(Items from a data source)
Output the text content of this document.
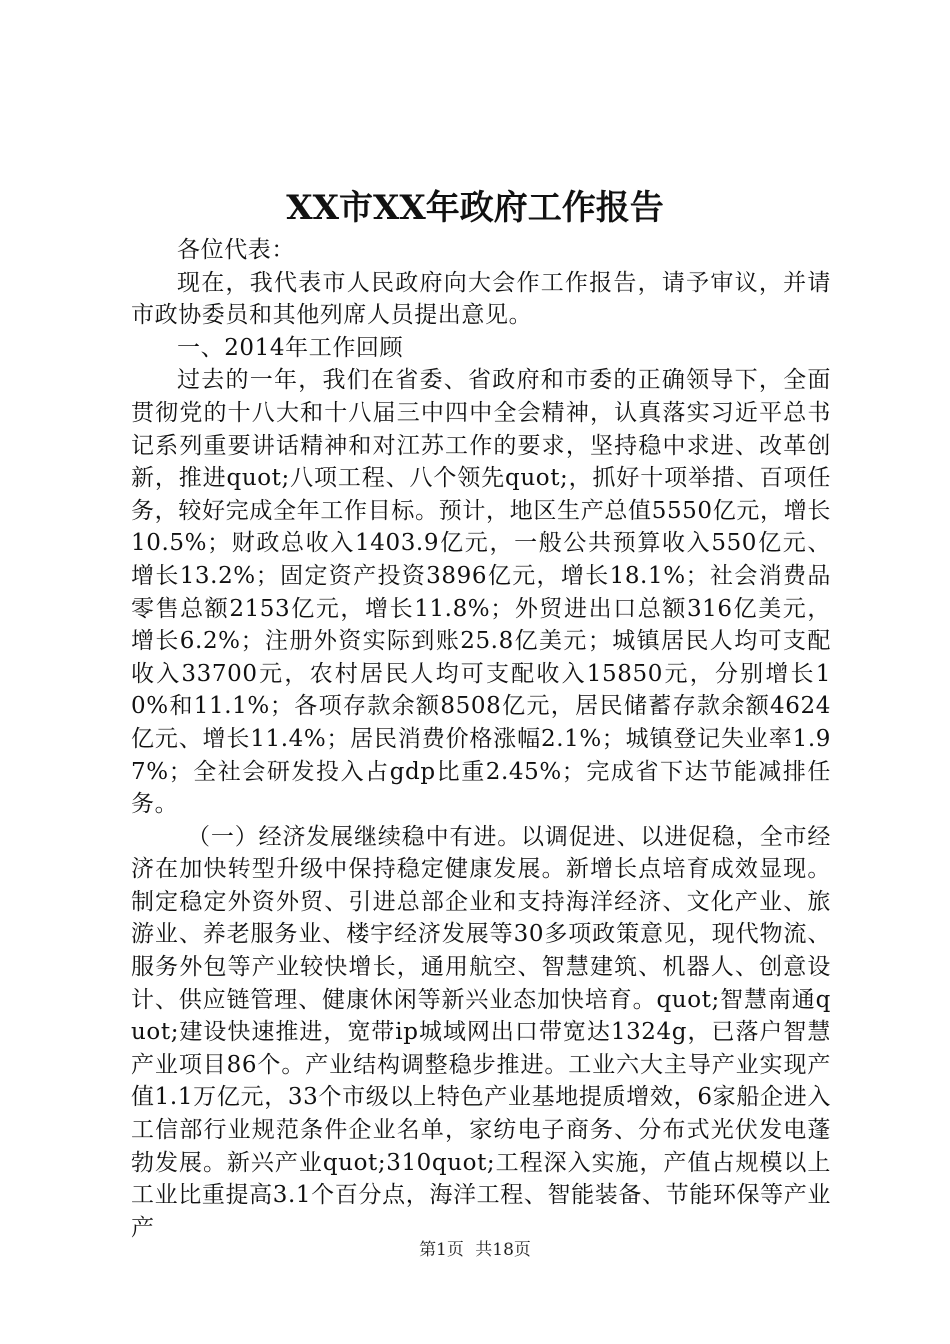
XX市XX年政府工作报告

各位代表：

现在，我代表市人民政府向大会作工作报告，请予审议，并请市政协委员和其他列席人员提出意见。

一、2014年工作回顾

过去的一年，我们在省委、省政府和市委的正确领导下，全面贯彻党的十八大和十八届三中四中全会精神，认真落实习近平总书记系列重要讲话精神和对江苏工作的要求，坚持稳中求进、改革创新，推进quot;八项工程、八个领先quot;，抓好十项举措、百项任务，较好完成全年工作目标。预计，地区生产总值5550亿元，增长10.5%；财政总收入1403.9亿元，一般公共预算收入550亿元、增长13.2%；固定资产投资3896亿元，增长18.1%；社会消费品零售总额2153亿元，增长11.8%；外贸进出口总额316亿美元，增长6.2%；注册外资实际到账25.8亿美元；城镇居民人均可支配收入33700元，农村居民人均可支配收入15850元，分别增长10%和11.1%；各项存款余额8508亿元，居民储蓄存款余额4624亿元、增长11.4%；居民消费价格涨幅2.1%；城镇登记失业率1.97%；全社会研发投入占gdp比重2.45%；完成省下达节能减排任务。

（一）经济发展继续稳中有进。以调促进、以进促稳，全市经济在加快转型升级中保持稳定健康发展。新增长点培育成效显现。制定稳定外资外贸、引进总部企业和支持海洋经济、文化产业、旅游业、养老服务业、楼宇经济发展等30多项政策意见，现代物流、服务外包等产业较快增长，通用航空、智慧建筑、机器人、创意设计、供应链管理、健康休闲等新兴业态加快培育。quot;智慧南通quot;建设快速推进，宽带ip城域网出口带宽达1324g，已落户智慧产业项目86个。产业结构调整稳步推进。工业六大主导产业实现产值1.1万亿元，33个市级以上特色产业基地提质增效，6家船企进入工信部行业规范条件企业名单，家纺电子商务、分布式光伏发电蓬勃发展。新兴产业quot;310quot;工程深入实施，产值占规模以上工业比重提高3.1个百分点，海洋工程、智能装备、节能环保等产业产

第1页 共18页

DIRECTION - Leave the images out and output the remaining material exactly as it stands.

TASK RESPONSE -
Output the text content of this document.
XX市XX年政府工作报告

各位代表：

现在，我代表市人民政府向大会作工作报告，请予审议，并请市政协委员和其他列席人员提出意见。

一、2014年工作回顾

过去的一年，我们在省委、省政府和市委的正确领导下，全面贯彻党的十八大和十八届三中四中全会精神，认真落实习近平总书记系列重要讲话精神和对江苏工作的要求，坚持稳中求进、改革创新，推进quot;八项工程、八个领先quot;，抓好十项举措、百项任务，较好完成全年工作目标。预计，地区生产总值5550亿元，增长10.5%；财政总收入1403.9亿元，一般公共预算收入550亿元、增长13.2%；固定资产投资3896亿元，增长18.1%；社会消费品零售总额2153亿元，增长11.8%；外贸进出口总额316亿美元，增长6.2%；注册外资实际到账25.8亿美元；城镇居民人均可支配收入33700元，农村居民人均可支配收入15850元，分别增长10%和11.1%；各项存款余额8508亿元，居民储蓄存款余额4624亿元、增长11.4%；居民消费价格涨幅2.1%；城镇登记失业率1.97%；全社会研发投入占gdp比重2.45%；完成省下达节能减排任务。

（一）经济发展继续稳中有进。以调促进、以进促稳，全市经济在加快转型升级中保持稳定健康发展。新增长点培育成效显现。制定稳定外资外贸、引进总部企业和支持海洋经济、文化产业、旅游业、养老服务业、楼宇经济发展等30多项政策意见，现代物流、服务外包等产业较快增长，通用航空、智慧建筑、机器人、创意设计、供应链管理、健康休闲等新兴业态加快培育。quot;智慧南通quot;建设快速推进，宽带ip城域网出口带宽达1324g，已落户智慧产业项目86个。产业结构调整稳步推进。工业六大主导产业实现产值1.1万亿元，33个市级以上特色产业基地提质增效，6家船企进入工信部行业规范条件企业名单，家纺电子商务、分布式光伏发电蓬勃发展。新兴产业quot;310quot;工程深入实施，产值占规模以上工业比重提高3.1个百分点，海洋工程、智能装备、节能环保等产业产

第1页 共18页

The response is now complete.